- _Exercise_
Lift every line from the entries that includes the word "Show".

Stored data:
----------------
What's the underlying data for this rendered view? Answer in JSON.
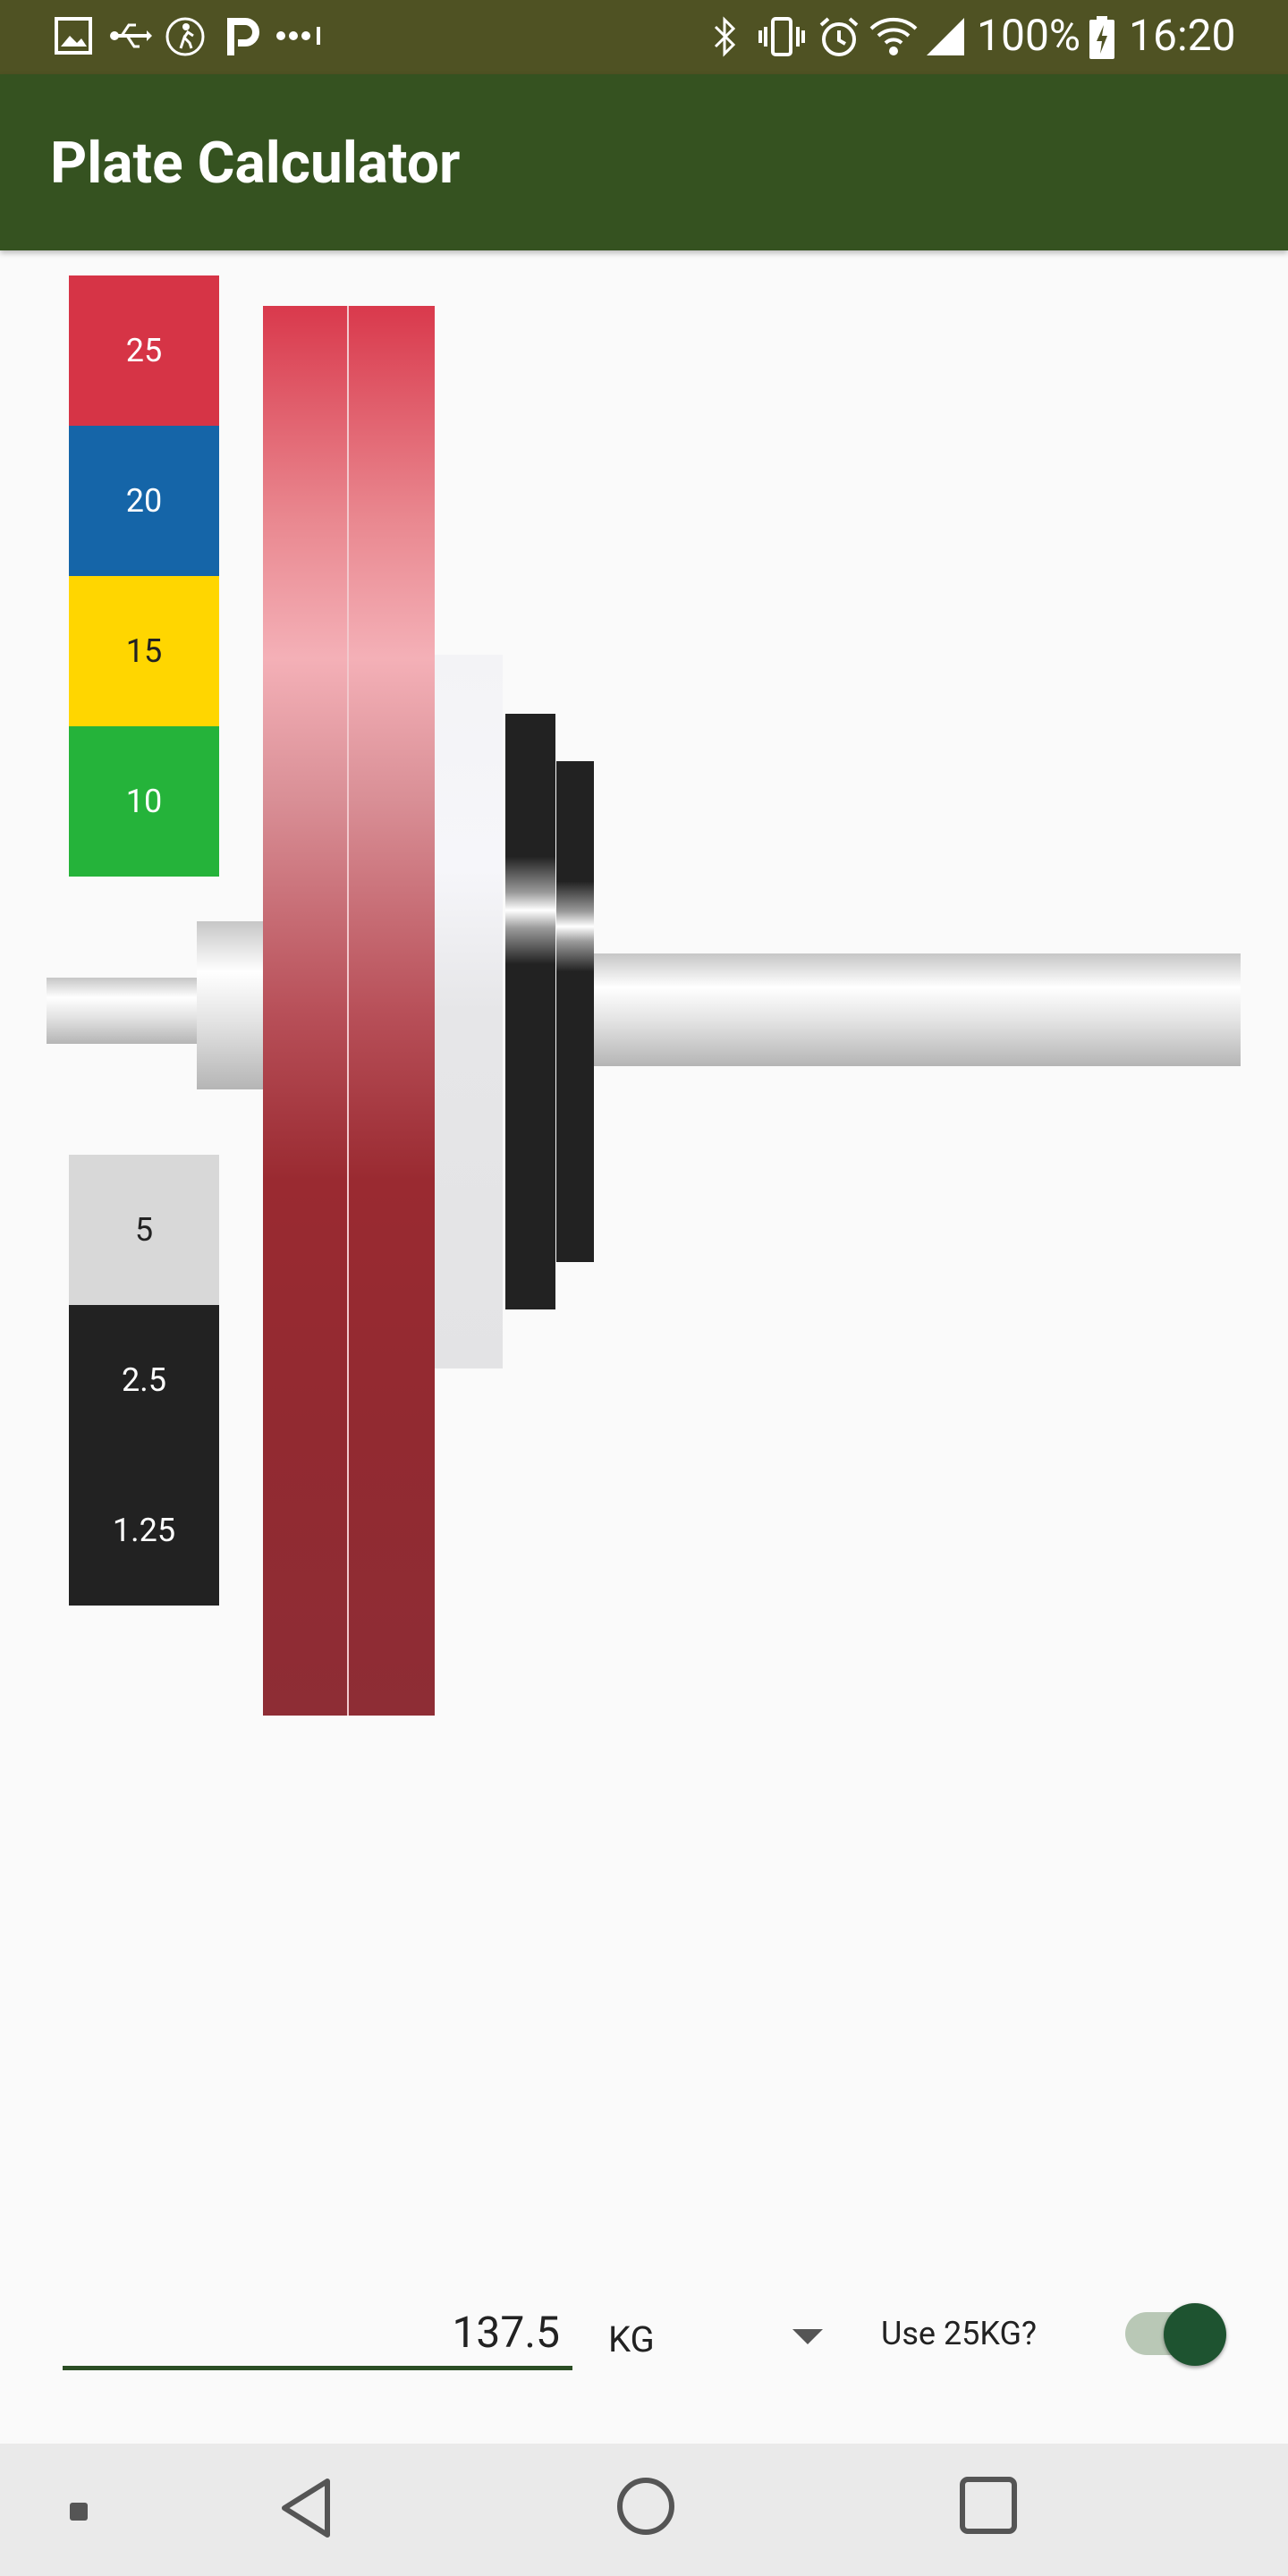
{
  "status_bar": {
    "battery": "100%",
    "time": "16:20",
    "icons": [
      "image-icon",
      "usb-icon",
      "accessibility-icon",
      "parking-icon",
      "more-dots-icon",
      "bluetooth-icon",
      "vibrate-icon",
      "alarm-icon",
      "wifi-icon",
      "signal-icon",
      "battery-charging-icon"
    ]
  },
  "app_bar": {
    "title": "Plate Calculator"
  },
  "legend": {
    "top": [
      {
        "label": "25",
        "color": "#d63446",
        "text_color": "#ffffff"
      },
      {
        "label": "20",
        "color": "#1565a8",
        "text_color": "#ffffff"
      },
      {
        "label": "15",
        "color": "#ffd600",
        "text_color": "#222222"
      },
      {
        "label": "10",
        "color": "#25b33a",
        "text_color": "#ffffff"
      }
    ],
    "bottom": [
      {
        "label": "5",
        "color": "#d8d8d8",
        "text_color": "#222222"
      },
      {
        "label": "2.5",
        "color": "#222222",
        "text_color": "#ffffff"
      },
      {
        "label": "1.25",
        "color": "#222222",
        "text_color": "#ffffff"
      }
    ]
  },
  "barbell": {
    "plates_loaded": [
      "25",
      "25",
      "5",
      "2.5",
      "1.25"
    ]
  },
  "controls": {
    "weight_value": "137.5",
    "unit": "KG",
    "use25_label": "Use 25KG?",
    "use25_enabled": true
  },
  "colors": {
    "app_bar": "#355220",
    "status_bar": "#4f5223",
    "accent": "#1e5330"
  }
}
----------------
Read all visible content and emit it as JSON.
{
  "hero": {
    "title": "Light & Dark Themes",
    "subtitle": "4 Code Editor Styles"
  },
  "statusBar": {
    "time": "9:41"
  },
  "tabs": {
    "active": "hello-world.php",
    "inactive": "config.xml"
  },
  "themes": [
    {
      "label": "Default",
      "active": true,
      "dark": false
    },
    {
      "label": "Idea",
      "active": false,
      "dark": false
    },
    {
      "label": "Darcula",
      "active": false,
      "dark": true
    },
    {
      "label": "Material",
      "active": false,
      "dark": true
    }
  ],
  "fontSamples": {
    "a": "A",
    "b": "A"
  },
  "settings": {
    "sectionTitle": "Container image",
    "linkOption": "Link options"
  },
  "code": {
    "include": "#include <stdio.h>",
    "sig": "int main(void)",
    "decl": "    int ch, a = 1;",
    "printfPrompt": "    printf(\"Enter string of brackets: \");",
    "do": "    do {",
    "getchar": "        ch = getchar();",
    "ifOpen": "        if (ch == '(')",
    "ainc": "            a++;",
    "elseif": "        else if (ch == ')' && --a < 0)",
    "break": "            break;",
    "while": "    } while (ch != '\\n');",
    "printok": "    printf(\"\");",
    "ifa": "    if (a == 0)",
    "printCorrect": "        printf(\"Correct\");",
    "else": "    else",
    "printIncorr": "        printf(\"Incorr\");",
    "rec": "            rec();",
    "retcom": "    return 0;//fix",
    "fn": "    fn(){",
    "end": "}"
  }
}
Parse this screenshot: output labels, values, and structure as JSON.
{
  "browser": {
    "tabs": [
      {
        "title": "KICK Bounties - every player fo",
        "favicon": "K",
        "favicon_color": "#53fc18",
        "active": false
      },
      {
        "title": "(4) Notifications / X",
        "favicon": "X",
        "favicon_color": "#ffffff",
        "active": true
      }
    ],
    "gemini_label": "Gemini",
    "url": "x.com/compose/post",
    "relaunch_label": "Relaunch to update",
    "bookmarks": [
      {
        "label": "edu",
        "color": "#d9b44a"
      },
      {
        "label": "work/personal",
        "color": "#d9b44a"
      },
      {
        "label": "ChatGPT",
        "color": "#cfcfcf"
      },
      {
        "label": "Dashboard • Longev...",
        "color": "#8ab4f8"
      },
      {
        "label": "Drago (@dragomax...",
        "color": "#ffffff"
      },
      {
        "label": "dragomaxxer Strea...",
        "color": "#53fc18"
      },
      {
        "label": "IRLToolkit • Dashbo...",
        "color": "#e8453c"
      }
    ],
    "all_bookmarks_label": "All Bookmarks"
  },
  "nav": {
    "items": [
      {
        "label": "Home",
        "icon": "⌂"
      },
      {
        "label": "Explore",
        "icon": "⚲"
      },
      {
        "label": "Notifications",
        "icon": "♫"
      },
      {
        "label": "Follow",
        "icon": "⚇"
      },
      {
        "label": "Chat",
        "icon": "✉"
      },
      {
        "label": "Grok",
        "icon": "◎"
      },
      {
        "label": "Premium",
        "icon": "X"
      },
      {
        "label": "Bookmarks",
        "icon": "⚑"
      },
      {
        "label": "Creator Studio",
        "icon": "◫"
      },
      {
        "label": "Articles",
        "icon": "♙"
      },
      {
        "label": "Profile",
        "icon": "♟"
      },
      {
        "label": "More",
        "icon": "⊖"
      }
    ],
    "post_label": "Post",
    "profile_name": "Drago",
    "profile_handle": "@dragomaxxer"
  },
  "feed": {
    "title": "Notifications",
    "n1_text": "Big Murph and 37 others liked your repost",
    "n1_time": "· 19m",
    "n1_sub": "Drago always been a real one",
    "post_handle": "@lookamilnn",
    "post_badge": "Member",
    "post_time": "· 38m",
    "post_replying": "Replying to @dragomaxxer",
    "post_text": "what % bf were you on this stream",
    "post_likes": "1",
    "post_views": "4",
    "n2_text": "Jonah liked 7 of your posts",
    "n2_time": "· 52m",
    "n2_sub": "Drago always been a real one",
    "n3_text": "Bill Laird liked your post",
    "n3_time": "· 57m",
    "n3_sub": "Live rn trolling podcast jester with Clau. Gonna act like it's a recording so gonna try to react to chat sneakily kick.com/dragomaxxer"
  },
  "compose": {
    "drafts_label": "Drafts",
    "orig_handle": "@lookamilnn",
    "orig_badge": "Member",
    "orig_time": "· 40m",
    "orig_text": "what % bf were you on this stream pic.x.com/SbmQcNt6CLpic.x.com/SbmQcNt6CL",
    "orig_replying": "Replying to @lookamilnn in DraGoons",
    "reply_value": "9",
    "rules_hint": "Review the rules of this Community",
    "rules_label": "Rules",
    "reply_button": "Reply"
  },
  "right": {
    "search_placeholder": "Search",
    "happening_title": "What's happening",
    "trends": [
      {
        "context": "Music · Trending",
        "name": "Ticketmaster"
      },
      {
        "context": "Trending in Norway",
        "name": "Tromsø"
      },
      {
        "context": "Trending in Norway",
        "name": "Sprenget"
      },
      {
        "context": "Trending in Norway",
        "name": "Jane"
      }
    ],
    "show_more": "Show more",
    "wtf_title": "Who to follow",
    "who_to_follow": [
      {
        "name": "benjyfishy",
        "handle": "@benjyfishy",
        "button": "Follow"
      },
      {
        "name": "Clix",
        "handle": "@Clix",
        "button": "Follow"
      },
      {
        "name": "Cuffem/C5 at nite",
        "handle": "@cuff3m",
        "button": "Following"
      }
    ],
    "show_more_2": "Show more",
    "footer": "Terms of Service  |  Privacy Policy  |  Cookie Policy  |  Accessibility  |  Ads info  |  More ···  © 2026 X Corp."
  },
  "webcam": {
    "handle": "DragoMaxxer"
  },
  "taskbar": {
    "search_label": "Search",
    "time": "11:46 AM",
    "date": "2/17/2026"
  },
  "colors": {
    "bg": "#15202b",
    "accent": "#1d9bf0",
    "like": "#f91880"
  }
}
----------------
- _Output for this exercise_
    "show_more": "Show more",
    "show_more_2": "Show more",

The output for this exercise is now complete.